__Instructions for the task__.
Reproduce exactly the lines from the line containing "Extract all readable text from this page." through the end of the records below, including both ends, and nothing else.

-*-

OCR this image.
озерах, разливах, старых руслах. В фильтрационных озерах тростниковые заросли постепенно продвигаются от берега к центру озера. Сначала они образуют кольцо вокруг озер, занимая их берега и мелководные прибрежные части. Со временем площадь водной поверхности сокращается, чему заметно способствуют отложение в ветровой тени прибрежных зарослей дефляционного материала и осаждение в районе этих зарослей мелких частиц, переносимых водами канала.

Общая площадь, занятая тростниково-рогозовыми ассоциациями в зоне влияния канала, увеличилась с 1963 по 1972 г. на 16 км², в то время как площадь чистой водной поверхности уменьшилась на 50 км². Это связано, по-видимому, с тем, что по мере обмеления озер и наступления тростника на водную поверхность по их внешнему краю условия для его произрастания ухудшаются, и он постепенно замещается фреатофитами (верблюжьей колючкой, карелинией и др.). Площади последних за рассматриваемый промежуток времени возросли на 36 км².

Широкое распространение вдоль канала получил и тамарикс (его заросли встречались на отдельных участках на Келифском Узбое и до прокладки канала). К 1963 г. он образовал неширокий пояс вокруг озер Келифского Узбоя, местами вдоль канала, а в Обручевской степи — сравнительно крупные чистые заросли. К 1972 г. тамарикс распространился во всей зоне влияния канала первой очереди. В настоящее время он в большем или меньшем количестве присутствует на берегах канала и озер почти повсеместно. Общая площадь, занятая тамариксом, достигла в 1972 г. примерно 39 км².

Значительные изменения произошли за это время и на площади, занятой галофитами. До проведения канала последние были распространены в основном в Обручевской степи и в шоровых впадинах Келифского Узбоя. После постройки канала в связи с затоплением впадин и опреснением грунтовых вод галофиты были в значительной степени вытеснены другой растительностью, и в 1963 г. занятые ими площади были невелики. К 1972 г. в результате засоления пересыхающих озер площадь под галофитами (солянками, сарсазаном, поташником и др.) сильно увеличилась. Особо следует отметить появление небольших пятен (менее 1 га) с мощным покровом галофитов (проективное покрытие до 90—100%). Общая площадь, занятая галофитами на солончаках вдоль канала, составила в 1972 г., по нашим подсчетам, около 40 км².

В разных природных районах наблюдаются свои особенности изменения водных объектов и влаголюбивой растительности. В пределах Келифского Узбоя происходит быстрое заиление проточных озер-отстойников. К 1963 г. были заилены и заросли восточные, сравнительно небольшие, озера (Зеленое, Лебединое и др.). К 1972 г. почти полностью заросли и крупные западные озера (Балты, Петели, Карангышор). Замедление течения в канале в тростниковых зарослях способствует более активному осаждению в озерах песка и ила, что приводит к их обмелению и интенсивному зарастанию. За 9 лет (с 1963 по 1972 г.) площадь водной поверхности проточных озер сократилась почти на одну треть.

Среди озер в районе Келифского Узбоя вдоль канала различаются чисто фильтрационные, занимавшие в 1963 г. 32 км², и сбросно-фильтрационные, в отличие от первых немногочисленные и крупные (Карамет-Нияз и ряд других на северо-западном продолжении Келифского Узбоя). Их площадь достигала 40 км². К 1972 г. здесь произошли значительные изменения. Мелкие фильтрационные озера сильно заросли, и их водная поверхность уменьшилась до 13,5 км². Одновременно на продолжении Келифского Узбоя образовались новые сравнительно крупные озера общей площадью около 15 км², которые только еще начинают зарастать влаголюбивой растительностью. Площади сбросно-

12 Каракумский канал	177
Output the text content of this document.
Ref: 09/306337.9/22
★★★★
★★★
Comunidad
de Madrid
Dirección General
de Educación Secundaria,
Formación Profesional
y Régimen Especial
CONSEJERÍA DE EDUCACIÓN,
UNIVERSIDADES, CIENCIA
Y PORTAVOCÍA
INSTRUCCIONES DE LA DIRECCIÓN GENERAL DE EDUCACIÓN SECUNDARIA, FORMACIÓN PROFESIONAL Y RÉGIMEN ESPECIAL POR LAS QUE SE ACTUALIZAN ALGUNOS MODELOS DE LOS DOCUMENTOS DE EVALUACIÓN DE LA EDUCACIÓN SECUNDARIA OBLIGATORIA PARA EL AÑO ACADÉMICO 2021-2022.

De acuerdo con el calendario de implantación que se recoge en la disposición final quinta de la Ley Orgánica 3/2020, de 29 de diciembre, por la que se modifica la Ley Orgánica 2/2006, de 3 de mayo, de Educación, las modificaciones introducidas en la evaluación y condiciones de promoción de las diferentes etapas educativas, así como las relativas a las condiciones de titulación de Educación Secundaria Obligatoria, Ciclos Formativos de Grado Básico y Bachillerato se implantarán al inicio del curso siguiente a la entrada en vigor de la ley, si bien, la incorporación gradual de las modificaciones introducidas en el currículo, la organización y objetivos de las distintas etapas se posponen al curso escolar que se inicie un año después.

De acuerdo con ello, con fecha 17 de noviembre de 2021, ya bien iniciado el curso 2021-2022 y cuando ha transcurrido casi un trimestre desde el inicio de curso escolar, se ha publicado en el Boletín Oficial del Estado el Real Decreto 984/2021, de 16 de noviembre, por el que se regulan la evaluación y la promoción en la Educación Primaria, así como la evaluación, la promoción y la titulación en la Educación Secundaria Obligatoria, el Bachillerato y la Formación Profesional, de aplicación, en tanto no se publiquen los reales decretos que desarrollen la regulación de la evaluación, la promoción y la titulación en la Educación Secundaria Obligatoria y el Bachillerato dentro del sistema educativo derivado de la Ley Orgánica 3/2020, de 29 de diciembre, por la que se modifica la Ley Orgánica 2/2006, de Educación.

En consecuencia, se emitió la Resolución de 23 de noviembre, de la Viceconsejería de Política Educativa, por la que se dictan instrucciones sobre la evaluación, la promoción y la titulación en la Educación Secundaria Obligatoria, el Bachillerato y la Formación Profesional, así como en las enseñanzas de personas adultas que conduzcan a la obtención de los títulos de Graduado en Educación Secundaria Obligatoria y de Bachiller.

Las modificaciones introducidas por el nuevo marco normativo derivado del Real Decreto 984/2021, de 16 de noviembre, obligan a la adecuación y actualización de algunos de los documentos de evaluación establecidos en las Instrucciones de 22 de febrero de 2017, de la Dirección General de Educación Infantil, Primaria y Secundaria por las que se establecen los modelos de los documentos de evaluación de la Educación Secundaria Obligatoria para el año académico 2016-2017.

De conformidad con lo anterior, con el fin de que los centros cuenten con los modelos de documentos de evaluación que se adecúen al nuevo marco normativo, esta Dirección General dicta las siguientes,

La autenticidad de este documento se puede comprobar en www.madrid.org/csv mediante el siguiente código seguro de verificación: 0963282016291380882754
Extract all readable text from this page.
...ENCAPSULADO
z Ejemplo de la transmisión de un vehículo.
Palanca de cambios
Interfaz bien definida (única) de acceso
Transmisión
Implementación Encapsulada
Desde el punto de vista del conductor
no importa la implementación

-*-

__Reply to the exercise__.
Extract all readable text from this page.
...ENCAPSULADO
z Ejemplo de la transmisión de un vehículo.
Palanca de cambios
Interfaz bien definida (única) de acceso
Transmisión
Implementación Encapsulada
Desde el punto de vista del conductor
no importa la implementación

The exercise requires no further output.